Return all lines below containing the word "name".

[Stored data entries]
++++++++

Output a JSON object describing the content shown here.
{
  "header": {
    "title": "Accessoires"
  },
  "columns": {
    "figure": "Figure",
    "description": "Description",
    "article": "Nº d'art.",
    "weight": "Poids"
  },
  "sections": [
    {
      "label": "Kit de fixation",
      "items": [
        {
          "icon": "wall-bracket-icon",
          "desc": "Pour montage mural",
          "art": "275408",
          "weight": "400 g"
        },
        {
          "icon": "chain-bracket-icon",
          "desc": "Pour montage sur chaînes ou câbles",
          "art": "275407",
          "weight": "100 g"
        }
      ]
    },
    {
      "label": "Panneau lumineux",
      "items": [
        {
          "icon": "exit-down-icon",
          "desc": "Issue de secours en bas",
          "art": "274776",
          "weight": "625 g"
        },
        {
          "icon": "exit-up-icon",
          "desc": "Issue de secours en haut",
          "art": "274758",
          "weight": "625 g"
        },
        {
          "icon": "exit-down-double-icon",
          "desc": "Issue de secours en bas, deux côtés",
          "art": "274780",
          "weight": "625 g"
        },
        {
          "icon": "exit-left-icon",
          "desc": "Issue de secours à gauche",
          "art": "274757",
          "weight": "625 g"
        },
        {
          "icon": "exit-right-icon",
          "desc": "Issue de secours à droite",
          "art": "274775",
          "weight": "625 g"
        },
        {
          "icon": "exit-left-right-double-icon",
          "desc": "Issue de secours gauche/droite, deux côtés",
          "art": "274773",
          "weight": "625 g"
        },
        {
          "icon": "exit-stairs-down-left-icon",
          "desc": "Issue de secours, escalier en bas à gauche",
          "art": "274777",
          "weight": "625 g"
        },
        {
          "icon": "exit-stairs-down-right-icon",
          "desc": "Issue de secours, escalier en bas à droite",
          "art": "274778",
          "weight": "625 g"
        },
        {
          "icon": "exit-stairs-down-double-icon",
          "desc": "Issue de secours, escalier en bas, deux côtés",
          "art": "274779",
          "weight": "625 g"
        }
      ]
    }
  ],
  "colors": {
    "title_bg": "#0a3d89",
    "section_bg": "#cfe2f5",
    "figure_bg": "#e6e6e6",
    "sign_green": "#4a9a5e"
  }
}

++++++++

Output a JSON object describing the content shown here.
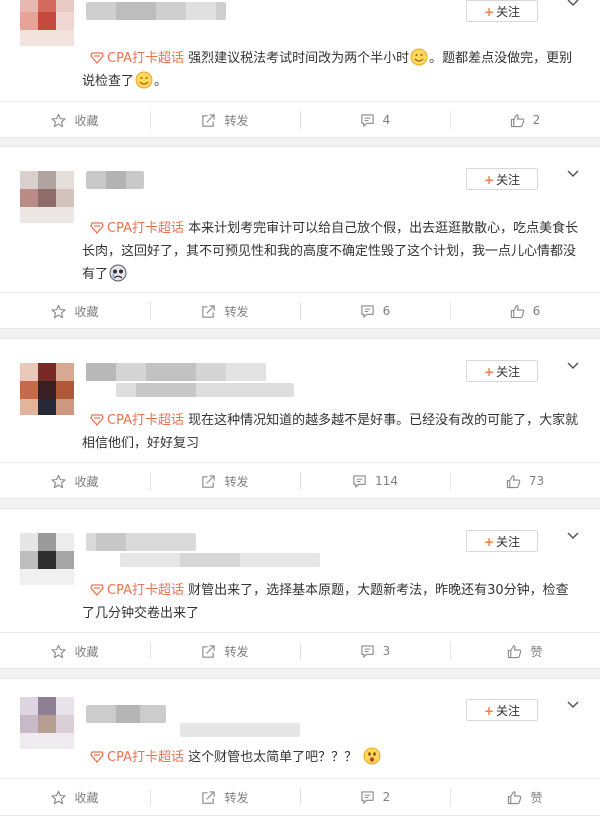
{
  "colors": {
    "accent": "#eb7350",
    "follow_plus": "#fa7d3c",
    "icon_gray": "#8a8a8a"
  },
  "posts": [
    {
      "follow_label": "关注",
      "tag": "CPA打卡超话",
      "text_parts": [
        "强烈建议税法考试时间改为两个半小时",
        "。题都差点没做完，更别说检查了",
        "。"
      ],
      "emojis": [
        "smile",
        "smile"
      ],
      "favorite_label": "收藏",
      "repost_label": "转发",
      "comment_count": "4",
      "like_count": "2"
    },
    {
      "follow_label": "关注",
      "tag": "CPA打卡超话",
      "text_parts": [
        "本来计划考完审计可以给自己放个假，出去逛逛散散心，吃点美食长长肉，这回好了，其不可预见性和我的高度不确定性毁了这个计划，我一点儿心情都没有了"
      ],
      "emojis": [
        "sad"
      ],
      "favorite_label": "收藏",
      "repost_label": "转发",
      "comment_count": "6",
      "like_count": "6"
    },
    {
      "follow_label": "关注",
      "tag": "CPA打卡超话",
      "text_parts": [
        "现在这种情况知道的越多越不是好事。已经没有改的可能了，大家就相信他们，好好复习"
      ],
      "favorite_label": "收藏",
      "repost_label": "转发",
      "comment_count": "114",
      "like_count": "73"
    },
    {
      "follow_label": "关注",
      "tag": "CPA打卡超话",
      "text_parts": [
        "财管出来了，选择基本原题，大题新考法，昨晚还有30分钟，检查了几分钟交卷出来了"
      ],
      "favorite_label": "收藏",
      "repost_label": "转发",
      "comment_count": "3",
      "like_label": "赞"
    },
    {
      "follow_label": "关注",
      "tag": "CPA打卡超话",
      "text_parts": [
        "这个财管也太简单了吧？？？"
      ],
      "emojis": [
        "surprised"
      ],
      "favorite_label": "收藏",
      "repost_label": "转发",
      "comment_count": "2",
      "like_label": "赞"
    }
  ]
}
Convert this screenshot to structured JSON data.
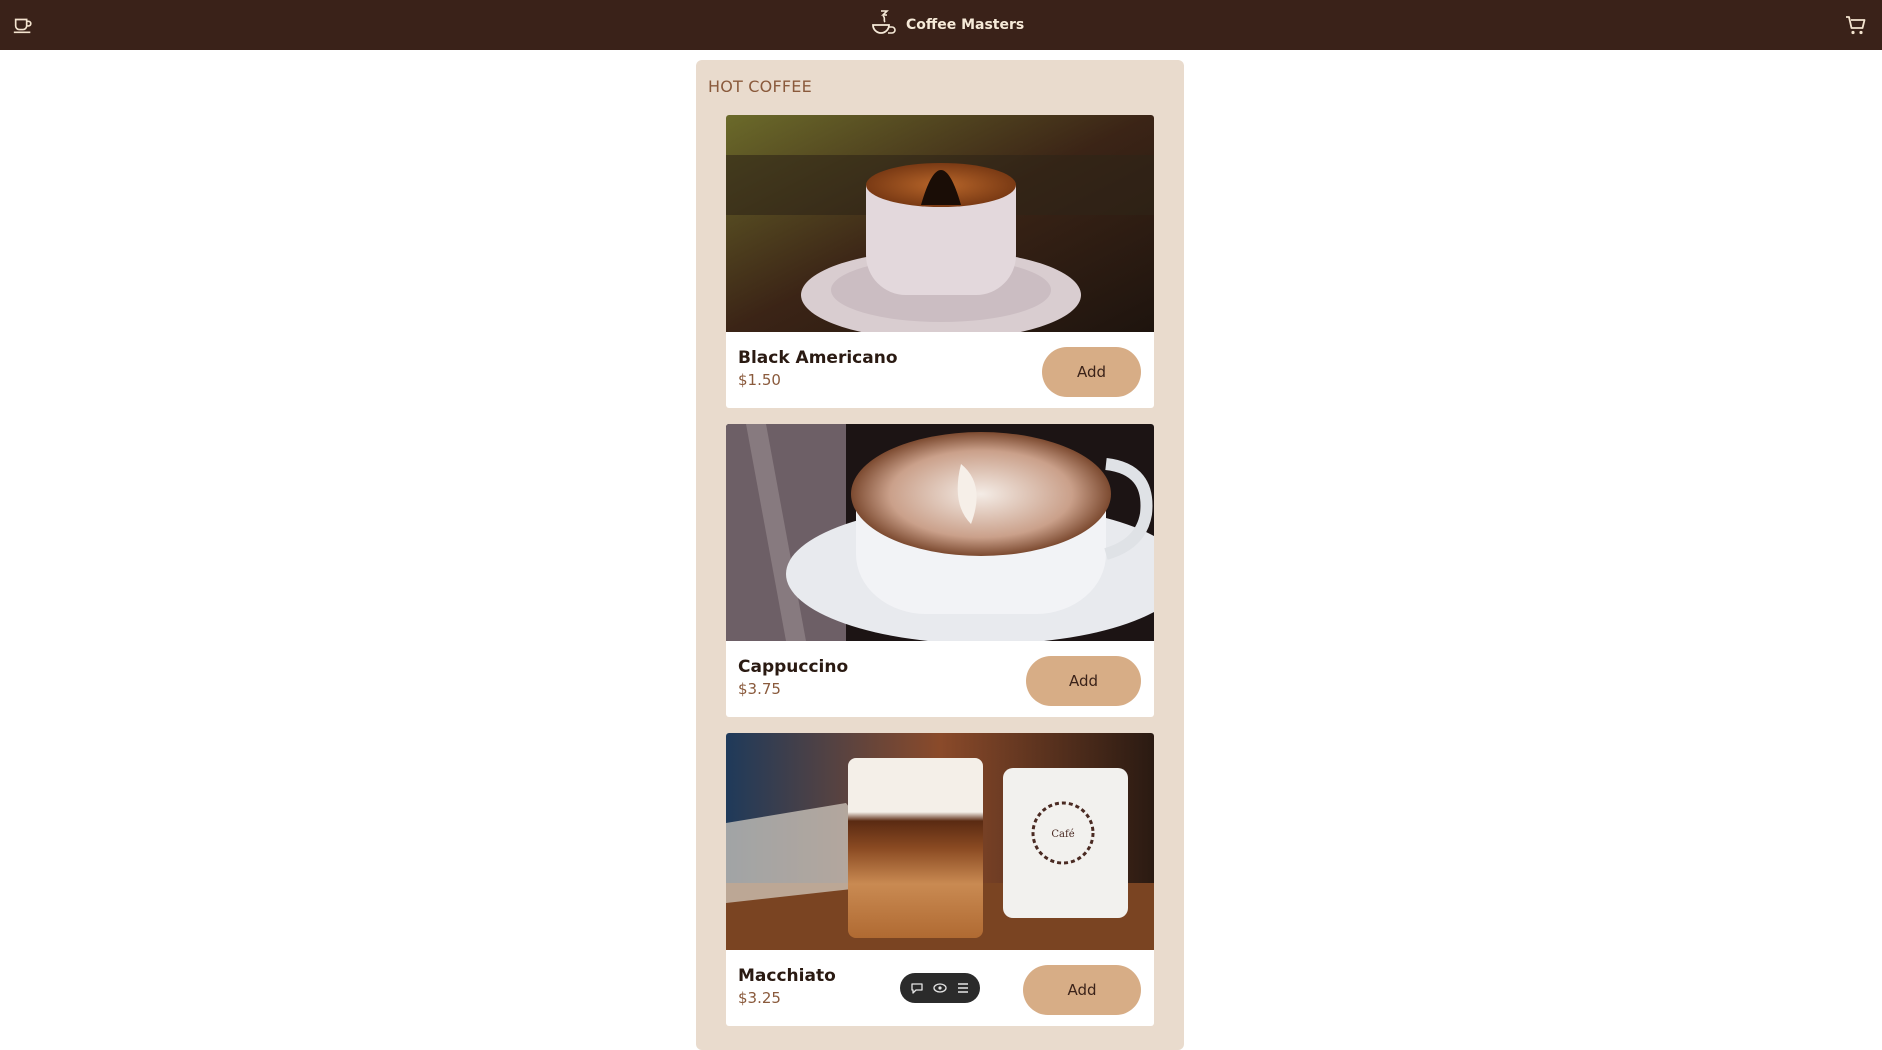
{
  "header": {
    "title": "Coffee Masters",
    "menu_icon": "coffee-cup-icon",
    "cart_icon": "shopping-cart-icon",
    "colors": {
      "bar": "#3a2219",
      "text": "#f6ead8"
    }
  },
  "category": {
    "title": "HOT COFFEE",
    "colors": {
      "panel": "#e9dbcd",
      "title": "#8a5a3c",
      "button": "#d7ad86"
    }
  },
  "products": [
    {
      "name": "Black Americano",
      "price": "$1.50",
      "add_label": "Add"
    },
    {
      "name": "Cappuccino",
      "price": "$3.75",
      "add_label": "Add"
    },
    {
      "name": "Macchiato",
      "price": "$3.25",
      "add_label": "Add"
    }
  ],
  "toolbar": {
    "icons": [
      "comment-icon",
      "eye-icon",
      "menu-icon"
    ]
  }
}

++++++++

> Task output:
      "name": "Black Americano",
      "name": "Cappuccino",
      "name": "Macchiato",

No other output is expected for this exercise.